§ **Set task**:
Select every line holding the word "ffffff" and copy it.

§ **Data excerpts**:
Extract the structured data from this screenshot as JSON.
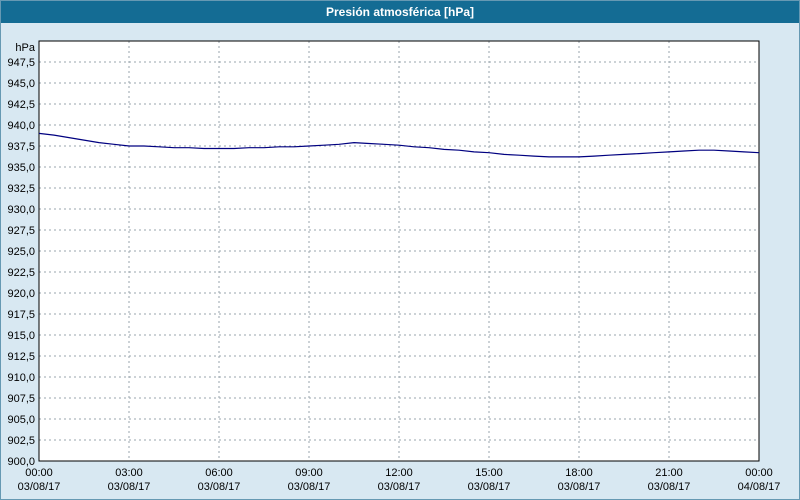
{
  "window": {
    "colors": {
      "titlebar_bg": "#146c94",
      "titlebar_text": "#ffffff",
      "page_bg": "#d8e8f2",
      "plot_bg": "#ffffff",
      "grid": "#9aa5ad",
      "axis": "#000000",
      "line": "#000080",
      "label": "#000000"
    }
  },
  "chart_data": {
    "type": "line",
    "title": "Presión atmosférica [hPa]",
    "ylabel_unit": "hPa",
    "ylim": [
      900,
      950
    ],
    "grid": true,
    "legend": "none",
    "y_ticks": [
      947.5,
      945.0,
      942.5,
      940.0,
      937.5,
      935.0,
      932.5,
      930.0,
      927.5,
      925.0,
      922.5,
      920.0,
      917.5,
      915.0,
      912.5,
      910.0,
      907.5,
      905.0,
      902.5,
      900.0
    ],
    "y_tick_labels": [
      "947,5",
      "945,0",
      "942,5",
      "940,0",
      "937,5",
      "935,0",
      "932,5",
      "930,0",
      "927,5",
      "925,0",
      "922,5",
      "920,0",
      "917,5",
      "915,0",
      "912,5",
      "910,0",
      "907,5",
      "905,0",
      "902,5",
      "900,0"
    ],
    "x_hours_range": [
      0,
      24
    ],
    "x_ticks": [
      {
        "hour": 0,
        "time": "00:00",
        "date": "03/08/17"
      },
      {
        "hour": 3,
        "time": "03:00",
        "date": "03/08/17"
      },
      {
        "hour": 6,
        "time": "06:00",
        "date": "03/08/17"
      },
      {
        "hour": 9,
        "time": "09:00",
        "date": "03/08/17"
      },
      {
        "hour": 12,
        "time": "12:00",
        "date": "03/08/17"
      },
      {
        "hour": 15,
        "time": "15:00",
        "date": "03/08/17"
      },
      {
        "hour": 18,
        "time": "18:00",
        "date": "03/08/17"
      },
      {
        "hour": 21,
        "time": "21:00",
        "date": "03/08/17"
      },
      {
        "hour": 24,
        "time": "00:00",
        "date": "04/08/17"
      }
    ],
    "series": [
      {
        "name": "Presión atmosférica",
        "color": "#000080",
        "points": [
          [
            0,
            939.0
          ],
          [
            0.5,
            938.8
          ],
          [
            1,
            938.5
          ],
          [
            1.5,
            938.2
          ],
          [
            2,
            937.9
          ],
          [
            2.5,
            937.7
          ],
          [
            3,
            937.5
          ],
          [
            3.5,
            937.5
          ],
          [
            4,
            937.4
          ],
          [
            4.5,
            937.3
          ],
          [
            5,
            937.3
          ],
          [
            5.5,
            937.2
          ],
          [
            6,
            937.2
          ],
          [
            6.5,
            937.2
          ],
          [
            7,
            937.3
          ],
          [
            7.5,
            937.3
          ],
          [
            8,
            937.4
          ],
          [
            8.5,
            937.4
          ],
          [
            9,
            937.5
          ],
          [
            9.5,
            937.6
          ],
          [
            10,
            937.7
          ],
          [
            10.5,
            937.9
          ],
          [
            11,
            937.8
          ],
          [
            11.5,
            937.7
          ],
          [
            12,
            937.6
          ],
          [
            12.5,
            937.4
          ],
          [
            13,
            937.3
          ],
          [
            13.5,
            937.1
          ],
          [
            14,
            937.0
          ],
          [
            14.5,
            936.8
          ],
          [
            15,
            936.7
          ],
          [
            15.5,
            936.5
          ],
          [
            16,
            936.4
          ],
          [
            16.5,
            936.3
          ],
          [
            17,
            936.2
          ],
          [
            17.5,
            936.2
          ],
          [
            18,
            936.2
          ],
          [
            18.5,
            936.3
          ],
          [
            19,
            936.4
          ],
          [
            19.5,
            936.5
          ],
          [
            20,
            936.6
          ],
          [
            20.5,
            936.7
          ],
          [
            21,
            936.8
          ],
          [
            21.5,
            936.9
          ],
          [
            22,
            937.0
          ],
          [
            22.5,
            937.0
          ],
          [
            23,
            936.9
          ],
          [
            23.5,
            936.8
          ],
          [
            24,
            936.7
          ]
        ]
      }
    ]
  }
}
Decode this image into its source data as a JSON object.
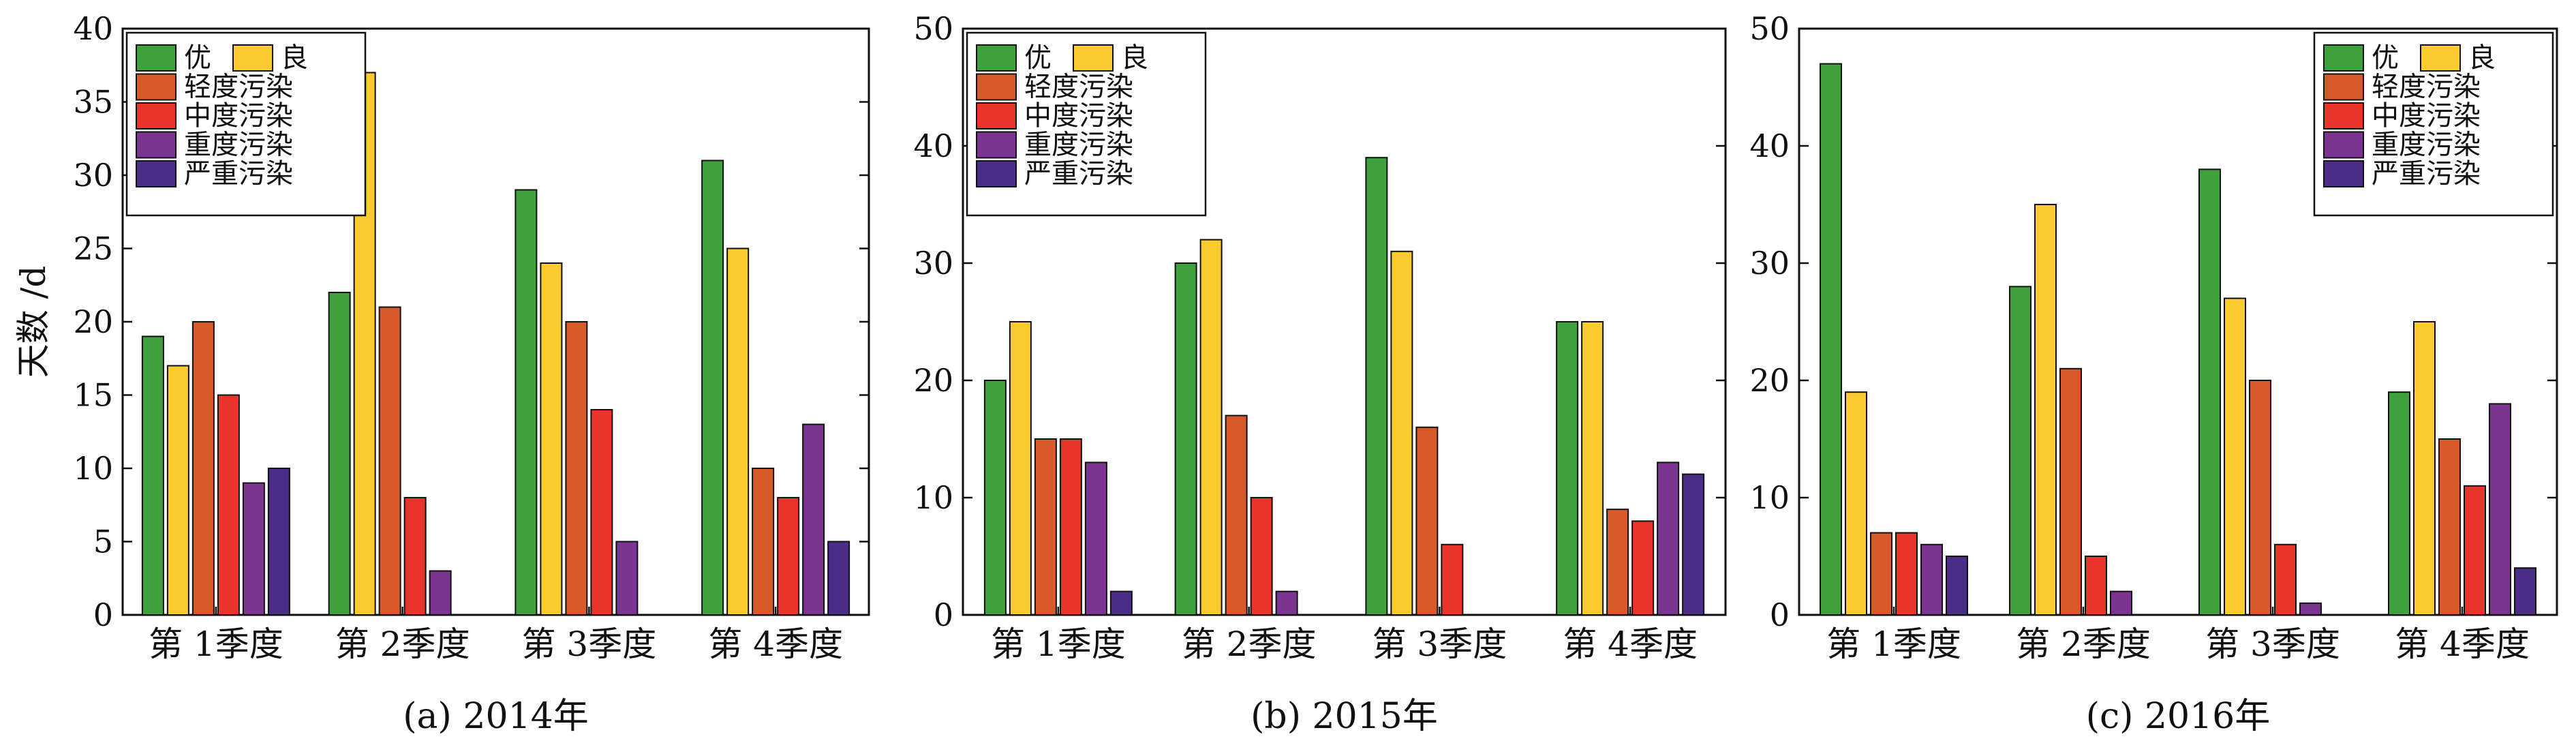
{
  "figure": {
    "ylabel": "天数 /d"
  },
  "colors": {
    "优": "#3fa13d",
    "良": "#f9cb2e",
    "轻度污染": "#d65a2a",
    "中度污染": "#e8352b",
    "重度污染": "#7b3590",
    "严重污染": "#4a2d86"
  },
  "chart_data": [
    {
      "type": "bar",
      "caption": "(a) 2014年",
      "categories": [
        "第 1季度",
        "第 2季度",
        "第 3季度",
        "第 4季度"
      ],
      "ylim": [
        0,
        40
      ],
      "yticks": [
        0,
        5,
        10,
        15,
        20,
        25,
        30,
        35,
        40
      ],
      "ytick_labels": [
        "0",
        "5",
        "10",
        "15",
        "20",
        "25",
        "30",
        "35",
        "40"
      ],
      "ylabel": "天数 /d",
      "legend_position": "top-left",
      "grid": false,
      "series": [
        {
          "name": "优",
          "values": [
            19,
            22,
            29,
            31
          ]
        },
        {
          "name": "良",
          "values": [
            17,
            37,
            24,
            25
          ]
        },
        {
          "name": "轻度污染",
          "values": [
            20,
            21,
            20,
            10
          ]
        },
        {
          "name": "中度污染",
          "values": [
            15,
            8,
            14,
            8
          ]
        },
        {
          "name": "重度污染",
          "values": [
            9,
            3,
            5,
            13
          ]
        },
        {
          "name": "严重污染",
          "values": [
            10,
            0,
            0,
            5
          ]
        }
      ]
    },
    {
      "type": "bar",
      "caption": "(b) 2015年",
      "categories": [
        "第 1季度",
        "第 2季度",
        "第 3季度",
        "第 4季度"
      ],
      "ylim": [
        0,
        50
      ],
      "yticks": [
        0,
        10,
        20,
        30,
        40,
        50
      ],
      "ytick_labels": [
        "0",
        "10",
        "20",
        "30",
        "40",
        "50"
      ],
      "legend_position": "top-left",
      "grid": false,
      "series": [
        {
          "name": "优",
          "values": [
            20,
            30,
            39,
            25
          ]
        },
        {
          "name": "良",
          "values": [
            25,
            32,
            31,
            25
          ]
        },
        {
          "name": "轻度污染",
          "values": [
            15,
            17,
            16,
            9
          ]
        },
        {
          "name": "中度污染",
          "values": [
            15,
            10,
            6,
            8
          ]
        },
        {
          "name": "重度污染",
          "values": [
            13,
            2,
            0,
            13
          ]
        },
        {
          "name": "严重污染",
          "values": [
            2,
            0,
            0,
            12
          ]
        }
      ]
    },
    {
      "type": "bar",
      "caption": "(c) 2016年",
      "categories": [
        "第 1季度",
        "第 2季度",
        "第 3季度",
        "第 4季度"
      ],
      "ylim": [
        0,
        50
      ],
      "yticks": [
        0,
        10,
        20,
        30,
        40,
        50
      ],
      "ytick_labels": [
        "0",
        "10",
        "20",
        "30",
        "40",
        "50"
      ],
      "legend_position": "top-right",
      "grid": false,
      "series": [
        {
          "name": "优",
          "values": [
            47,
            28,
            38,
            19
          ]
        },
        {
          "name": "良",
          "values": [
            19,
            35,
            27,
            25
          ]
        },
        {
          "name": "轻度污染",
          "values": [
            7,
            21,
            20,
            15
          ]
        },
        {
          "name": "中度污染",
          "values": [
            7,
            5,
            6,
            11
          ]
        },
        {
          "name": "重度污染",
          "values": [
            6,
            2,
            1,
            18
          ]
        },
        {
          "name": "严重污染",
          "values": [
            5,
            0,
            0,
            4
          ]
        }
      ]
    }
  ]
}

§ **Answer in full**:
      "titlebar_text": "#ffffff",
      "plot_bg": "#ffffff",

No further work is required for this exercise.